▶ _Given data_:
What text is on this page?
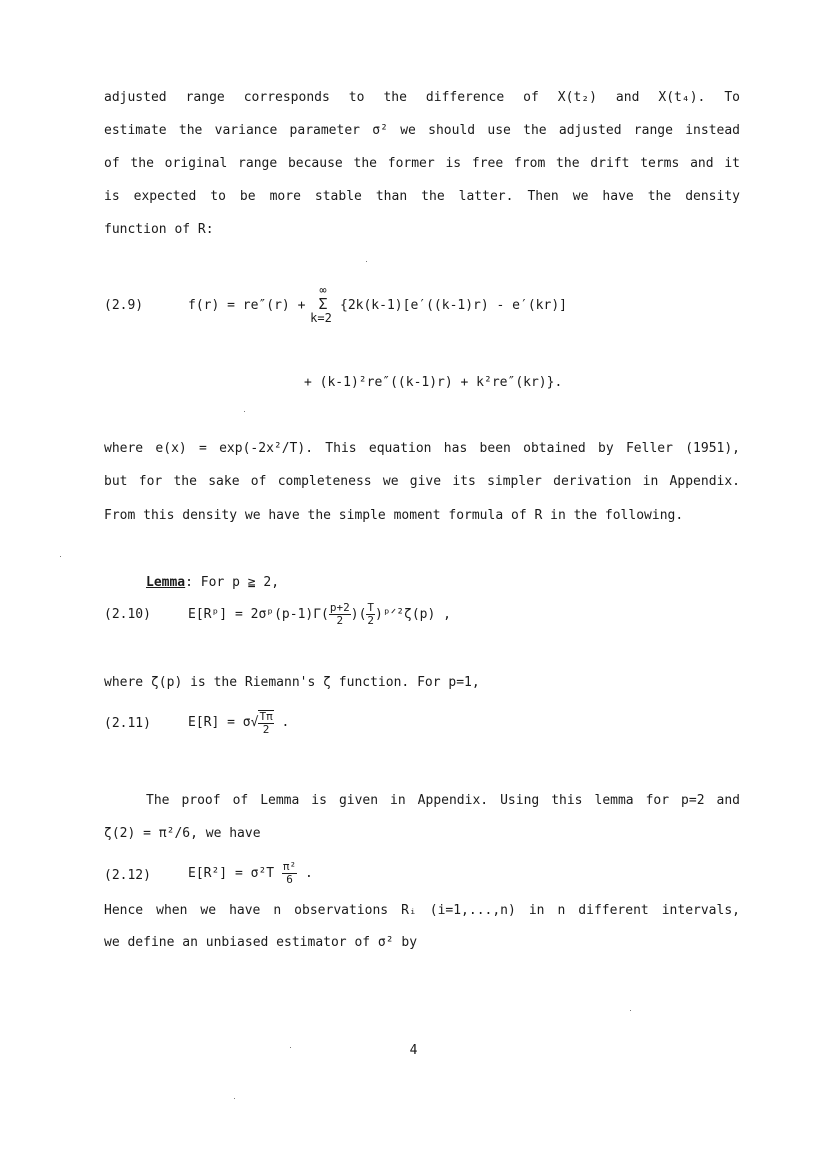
adjusted range corresponds to the difference of X(t₂) and X(t₄). To
estimate the variance parameter σ² we should use the adjusted range instead
of the original range because the former is free from the drift terms and it
is expected to be more stable than the latter. Then we have the density
function of R:
(2.9)	f(r) = re″(r) +
∞
Σ
k=2
{2k(k-1)[e′((k-1)r) - e′(kr)]
+ (k-1)²re″((k-1)r) + k²re″(kr)}.
where e(x) = exp(-2x²/T). This equation has been obtained by Feller (1951),
but for the sake of completeness we give its simpler derivation in Appendix.
From this density we have the simple moment formula of R in the following.
Lemma: For p ≧ 2,
(2.10)	E[Rᵖ] = 2σᵖ(p-1)Γ( $\frac{p+2}{2}$ )( $\frac{T}{2}$ )ᵖᐟ²ζ(p) ,
where ζ(p) is the Riemann's ζ function. For p=1,
(2.11)	$E[R] = \sigma√ \frac{T\pi}{2}$ .
The proof of Lemma is given in Appendix. Using this lemma for p=2 and
ζ(2) = π²/6, we have
(2.12)	$E[R^2] = \sigma^2T \frac{\text{π²}}{6}$ .
Hence when we have n observations Rᵢ (i=1,...,n) in n different intervals,
we define an unbiased estimator of σ² by
4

▶ _Task brief_:
Exclude the pictures and repeat every other part of the records word for word.

▶ _The response_:
What text is on this page?
adjusted range corresponds to the difference of X(t₂) and X(t₄). To
estimate the variance parameter σ² we should use the adjusted range instead
of the original range because the former is free from the drift terms and it
is expected to be more stable than the latter. Then we have the density
function of R:
(2.9)	f(r) = re″(r) +
∞
Σ
k=2
{2k(k-1)[e′((k-1)r) - e′(kr)]
+ (k-1)²re″((k-1)r) + k²re″(kr)}.
where e(x) = exp(-2x²/T). This equation has been obtained by Feller (1951),
but for the sake of completeness we give its simpler derivation in Appendix.
From this density we have the simple moment formula of R in the following.
Lemma: For p ≧ 2,
(2.10)	E[Rᵖ] = 2σᵖ(p-1)Γ( $\frac{p+2}{2}$ )( $\frac{T}{2}$ )ᵖᐟ²ζ(p) ,
where ζ(p) is the Riemann's ζ function. For p=1,
(2.11)	$E[R] = \sigma√ \frac{T\pi}{2}$ .
The proof of Lemma is given in Appendix. Using this lemma for p=2 and
ζ(2) = π²/6, we have
(2.12)	$E[R^2] = \sigma^2T \frac{\text{π²}}{6}$ .
Hence when we have n observations Rᵢ (i=1,...,n) in n different intervals,
we define an unbiased estimator of σ² by
4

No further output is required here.